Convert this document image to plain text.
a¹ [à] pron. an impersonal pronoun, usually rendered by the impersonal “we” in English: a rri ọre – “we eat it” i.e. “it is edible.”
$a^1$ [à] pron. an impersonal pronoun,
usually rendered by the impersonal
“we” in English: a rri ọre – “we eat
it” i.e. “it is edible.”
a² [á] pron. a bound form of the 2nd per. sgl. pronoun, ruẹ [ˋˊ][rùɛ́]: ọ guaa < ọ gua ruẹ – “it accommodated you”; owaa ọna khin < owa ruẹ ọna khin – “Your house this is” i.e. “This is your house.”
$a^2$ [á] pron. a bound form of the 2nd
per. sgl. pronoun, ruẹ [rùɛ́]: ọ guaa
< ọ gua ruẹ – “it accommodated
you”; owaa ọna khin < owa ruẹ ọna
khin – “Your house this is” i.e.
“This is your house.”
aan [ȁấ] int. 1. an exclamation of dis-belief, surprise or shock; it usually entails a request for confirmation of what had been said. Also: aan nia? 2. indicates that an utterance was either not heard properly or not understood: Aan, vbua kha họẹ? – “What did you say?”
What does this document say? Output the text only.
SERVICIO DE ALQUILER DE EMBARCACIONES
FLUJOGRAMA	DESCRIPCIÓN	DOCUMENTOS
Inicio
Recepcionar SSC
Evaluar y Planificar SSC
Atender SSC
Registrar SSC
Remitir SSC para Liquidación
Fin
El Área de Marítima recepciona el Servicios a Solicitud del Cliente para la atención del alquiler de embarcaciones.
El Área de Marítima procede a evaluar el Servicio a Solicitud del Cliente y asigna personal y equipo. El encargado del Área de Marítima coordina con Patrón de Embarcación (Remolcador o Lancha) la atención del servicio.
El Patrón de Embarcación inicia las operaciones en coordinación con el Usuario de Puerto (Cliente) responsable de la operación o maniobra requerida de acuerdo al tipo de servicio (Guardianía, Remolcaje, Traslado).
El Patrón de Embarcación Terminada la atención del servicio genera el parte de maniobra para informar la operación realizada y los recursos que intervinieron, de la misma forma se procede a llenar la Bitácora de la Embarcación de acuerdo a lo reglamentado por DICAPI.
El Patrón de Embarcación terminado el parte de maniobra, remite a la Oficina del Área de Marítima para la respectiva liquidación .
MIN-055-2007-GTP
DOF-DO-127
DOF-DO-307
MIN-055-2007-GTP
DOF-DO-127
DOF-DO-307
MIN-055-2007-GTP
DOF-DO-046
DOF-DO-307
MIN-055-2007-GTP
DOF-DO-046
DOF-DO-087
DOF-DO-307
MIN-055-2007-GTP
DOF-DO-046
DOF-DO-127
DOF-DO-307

### WHAT TO DO
Word for word, write out all of the data above.

### OUTPUT OF THE EXERCISE
Convert this document image to plain text.
a¹ [à] pron. an impersonal pronoun, usually rendered by the impersonal “we” in English: a rri ọre – “we eat it” i.e. “it is edible.”
$a^1$ [à] pron. an impersonal pronoun,
usually rendered by the impersonal
“we” in English: a rri ọre – “we eat
it” i.e. “it is edible.”
a² [á] pron. a bound form of the 2nd per. sgl. pronoun, ruẹ [ˋˊ][rùɛ́]: ọ guaa < ọ gua ruẹ – “it accommodated you”; owaa ọna khin < owa ruẹ ọna khin – “Your house this is” i.e. “This is your house.”
$a^2$ [á] pron. a bound form of the 2nd
per. sgl. pronoun, ruẹ [rùɛ́]: ọ guaa
< ọ gua ruẹ – “it accommodated
you”; owaa ọna khin < owa ruẹ ọna
khin – “Your house this is” i.e.
“This is your house.”
aan [ȁấ] int. 1. an exclamation of dis-belief, surprise or shock; it usually entails a request for confirmation of what had been said. Also: aan nia? 2. indicates that an utterance was either not heard properly or not understood: Aan, vbua kha họẹ? – “What did you say?”
What does this document say? Output the text only.
SERVICIO DE ALQUILER DE EMBARCACIONES
FLUJOGRAMA	DESCRIPCIÓN	DOCUMENTOS
Inicio
Recepcionar SSC
Evaluar y Planificar SSC
Atender SSC
Registrar SSC
Remitir SSC para Liquidación
Fin
El Área de Marítima recepciona el Servicios a Solicitud del Cliente para la atención del alquiler de embarcaciones.
El Área de Marítima procede a evaluar el Servicio a Solicitud del Cliente y asigna personal y equipo. El encargado del Área de Marítima coordina con Patrón de Embarcación (Remolcador o Lancha) la atención del servicio.
El Patrón de Embarcación inicia las operaciones en coordinación con el Usuario de Puerto (Cliente) responsable de la operación o maniobra requerida de acuerdo al tipo de servicio (Guardianía, Remolcaje, Traslado).
El Patrón de Embarcación Terminada la atención del servicio genera el parte de maniobra para informar la operación realizada y los recursos que intervinieron, de la misma forma se procede a llenar la Bitácora de la Embarcación de acuerdo a lo reglamentado por DICAPI.
El Patrón de Embarcación terminado el parte de maniobra, remite a la Oficina del Área de Marítima para la respectiva liquidación .
MIN-055-2007-GTP
DOF-DO-127
DOF-DO-307
MIN-055-2007-GTP
DOF-DO-127
DOF-DO-307
MIN-055-2007-GTP
DOF-DO-046
DOF-DO-307
MIN-055-2007-GTP
DOF-DO-046
DOF-DO-087
DOF-DO-307
MIN-055-2007-GTP
DOF-DO-046
DOF-DO-127
DOF-DO-307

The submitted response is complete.